Saved entries:
○ ○ ○ ○ ○ ○ ○
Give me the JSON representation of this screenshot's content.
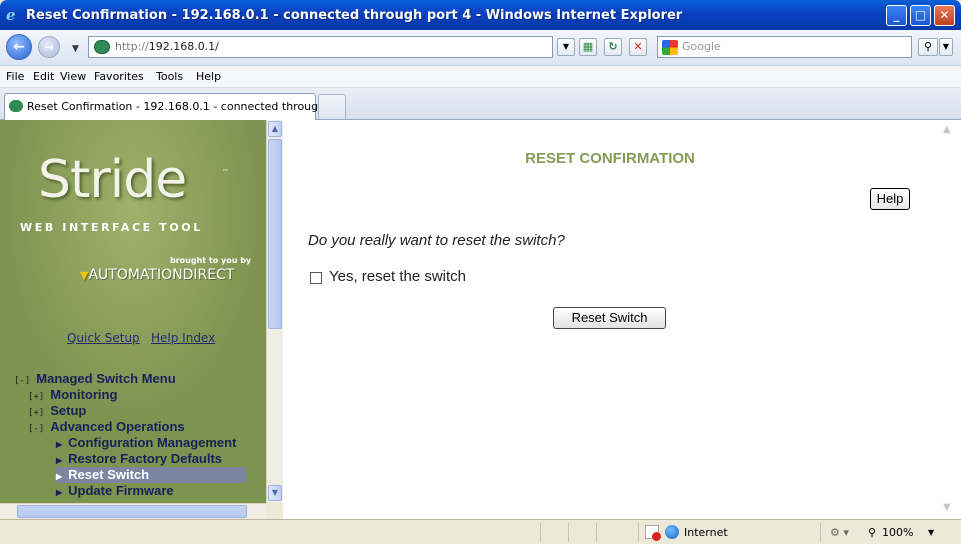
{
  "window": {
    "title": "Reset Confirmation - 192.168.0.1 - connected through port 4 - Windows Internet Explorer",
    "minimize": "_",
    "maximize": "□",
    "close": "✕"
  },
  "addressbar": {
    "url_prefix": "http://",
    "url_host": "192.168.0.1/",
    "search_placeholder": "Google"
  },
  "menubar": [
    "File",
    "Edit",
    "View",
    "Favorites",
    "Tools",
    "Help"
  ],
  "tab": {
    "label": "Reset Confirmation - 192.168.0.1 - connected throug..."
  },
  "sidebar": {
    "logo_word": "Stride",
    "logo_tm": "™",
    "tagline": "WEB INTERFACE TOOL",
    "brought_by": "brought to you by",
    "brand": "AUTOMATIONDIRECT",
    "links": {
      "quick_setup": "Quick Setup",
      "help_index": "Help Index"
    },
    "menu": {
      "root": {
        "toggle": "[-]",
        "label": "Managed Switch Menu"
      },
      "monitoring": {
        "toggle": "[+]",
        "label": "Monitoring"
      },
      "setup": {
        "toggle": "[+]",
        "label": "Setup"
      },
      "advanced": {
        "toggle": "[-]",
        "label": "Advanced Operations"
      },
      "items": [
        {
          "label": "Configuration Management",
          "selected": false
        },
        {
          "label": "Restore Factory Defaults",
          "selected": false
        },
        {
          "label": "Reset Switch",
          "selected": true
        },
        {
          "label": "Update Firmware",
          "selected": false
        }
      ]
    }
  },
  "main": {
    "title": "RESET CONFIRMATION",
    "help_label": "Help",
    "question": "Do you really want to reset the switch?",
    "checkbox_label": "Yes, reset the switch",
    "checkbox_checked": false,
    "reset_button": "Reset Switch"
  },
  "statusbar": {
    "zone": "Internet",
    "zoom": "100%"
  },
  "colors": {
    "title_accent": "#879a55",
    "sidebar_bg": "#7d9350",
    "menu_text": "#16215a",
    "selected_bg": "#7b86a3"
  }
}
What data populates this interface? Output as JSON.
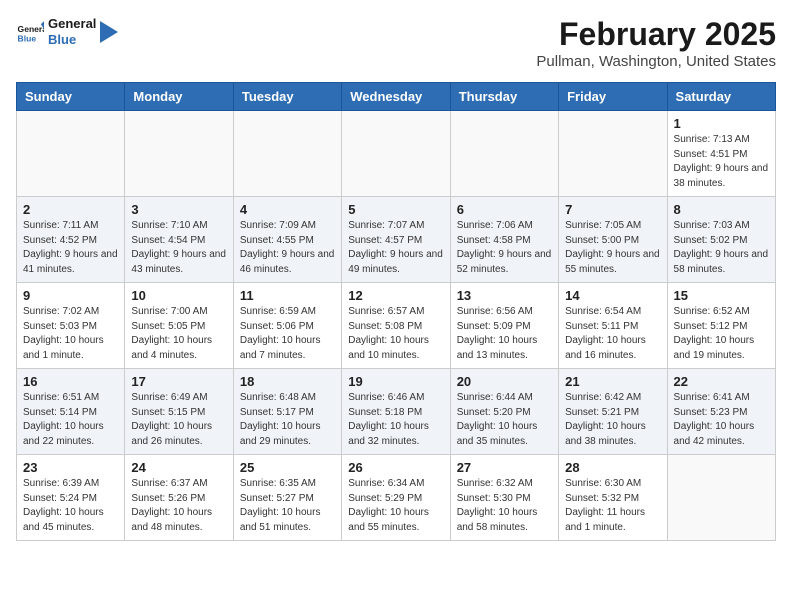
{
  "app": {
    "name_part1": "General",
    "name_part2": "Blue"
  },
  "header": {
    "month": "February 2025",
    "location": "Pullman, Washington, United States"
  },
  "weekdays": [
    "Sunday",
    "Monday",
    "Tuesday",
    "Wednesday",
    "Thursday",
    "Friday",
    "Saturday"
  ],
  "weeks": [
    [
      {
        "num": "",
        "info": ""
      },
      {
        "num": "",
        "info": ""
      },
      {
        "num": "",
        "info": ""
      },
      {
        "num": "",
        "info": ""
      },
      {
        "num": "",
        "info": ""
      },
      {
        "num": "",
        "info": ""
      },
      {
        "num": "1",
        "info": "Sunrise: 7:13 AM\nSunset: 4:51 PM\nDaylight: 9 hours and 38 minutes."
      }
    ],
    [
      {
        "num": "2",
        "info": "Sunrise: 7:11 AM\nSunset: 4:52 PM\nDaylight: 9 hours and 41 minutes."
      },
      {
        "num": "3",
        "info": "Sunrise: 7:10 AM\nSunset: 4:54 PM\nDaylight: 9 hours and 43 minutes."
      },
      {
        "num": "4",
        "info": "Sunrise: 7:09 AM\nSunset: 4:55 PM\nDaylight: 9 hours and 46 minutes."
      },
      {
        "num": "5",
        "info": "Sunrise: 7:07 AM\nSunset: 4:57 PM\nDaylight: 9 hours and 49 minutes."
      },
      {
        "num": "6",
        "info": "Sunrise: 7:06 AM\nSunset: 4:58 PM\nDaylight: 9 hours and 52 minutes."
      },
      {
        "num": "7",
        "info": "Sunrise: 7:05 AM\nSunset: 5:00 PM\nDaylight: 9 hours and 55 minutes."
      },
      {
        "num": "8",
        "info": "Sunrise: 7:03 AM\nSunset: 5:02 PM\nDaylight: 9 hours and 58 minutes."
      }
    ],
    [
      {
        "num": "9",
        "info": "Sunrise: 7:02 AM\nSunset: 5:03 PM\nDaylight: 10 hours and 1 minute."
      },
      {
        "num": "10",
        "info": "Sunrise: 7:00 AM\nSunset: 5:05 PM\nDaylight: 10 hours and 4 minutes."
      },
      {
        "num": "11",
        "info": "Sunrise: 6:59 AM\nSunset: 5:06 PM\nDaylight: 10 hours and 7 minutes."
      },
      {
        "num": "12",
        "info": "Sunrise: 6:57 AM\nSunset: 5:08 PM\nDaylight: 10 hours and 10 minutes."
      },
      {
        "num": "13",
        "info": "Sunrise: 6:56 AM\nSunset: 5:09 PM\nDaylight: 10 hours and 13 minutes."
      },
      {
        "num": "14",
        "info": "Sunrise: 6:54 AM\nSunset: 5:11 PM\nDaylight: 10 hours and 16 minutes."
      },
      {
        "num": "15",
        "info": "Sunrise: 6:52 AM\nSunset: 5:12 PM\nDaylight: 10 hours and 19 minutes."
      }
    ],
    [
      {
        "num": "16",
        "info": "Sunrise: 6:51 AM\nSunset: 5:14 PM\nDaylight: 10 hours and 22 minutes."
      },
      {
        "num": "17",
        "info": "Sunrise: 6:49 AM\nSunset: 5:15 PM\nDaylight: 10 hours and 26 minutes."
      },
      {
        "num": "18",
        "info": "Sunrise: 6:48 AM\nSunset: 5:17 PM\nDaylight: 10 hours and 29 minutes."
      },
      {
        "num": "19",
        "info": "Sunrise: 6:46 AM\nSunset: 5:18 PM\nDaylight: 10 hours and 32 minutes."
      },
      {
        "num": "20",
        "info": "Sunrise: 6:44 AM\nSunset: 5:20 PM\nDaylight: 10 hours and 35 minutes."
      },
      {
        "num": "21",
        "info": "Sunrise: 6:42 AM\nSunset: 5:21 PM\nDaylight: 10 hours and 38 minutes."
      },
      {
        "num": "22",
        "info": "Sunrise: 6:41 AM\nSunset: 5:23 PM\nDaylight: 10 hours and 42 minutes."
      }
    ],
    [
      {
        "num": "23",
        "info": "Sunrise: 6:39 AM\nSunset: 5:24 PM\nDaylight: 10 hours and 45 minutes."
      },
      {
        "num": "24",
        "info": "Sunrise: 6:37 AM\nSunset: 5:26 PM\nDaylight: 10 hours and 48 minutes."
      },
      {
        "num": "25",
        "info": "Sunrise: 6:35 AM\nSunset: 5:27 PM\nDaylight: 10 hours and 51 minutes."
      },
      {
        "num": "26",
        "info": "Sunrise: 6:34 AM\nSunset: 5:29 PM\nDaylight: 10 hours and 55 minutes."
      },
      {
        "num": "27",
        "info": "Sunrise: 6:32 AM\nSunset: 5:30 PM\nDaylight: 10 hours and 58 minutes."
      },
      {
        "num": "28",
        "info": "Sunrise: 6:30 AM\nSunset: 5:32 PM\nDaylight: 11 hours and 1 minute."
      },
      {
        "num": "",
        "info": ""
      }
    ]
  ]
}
○ ○ ○ ○ ○ ○ ○
**TASK BRIEF:** Every line in the data above that contains "Internet" needs to be copied.

**SOLVED PROBLEM:**
    "title": "Reset Confirmation - 192.168.0.1 - connected through port 4 - Windows Internet Explorer",
    "zone": "Internet",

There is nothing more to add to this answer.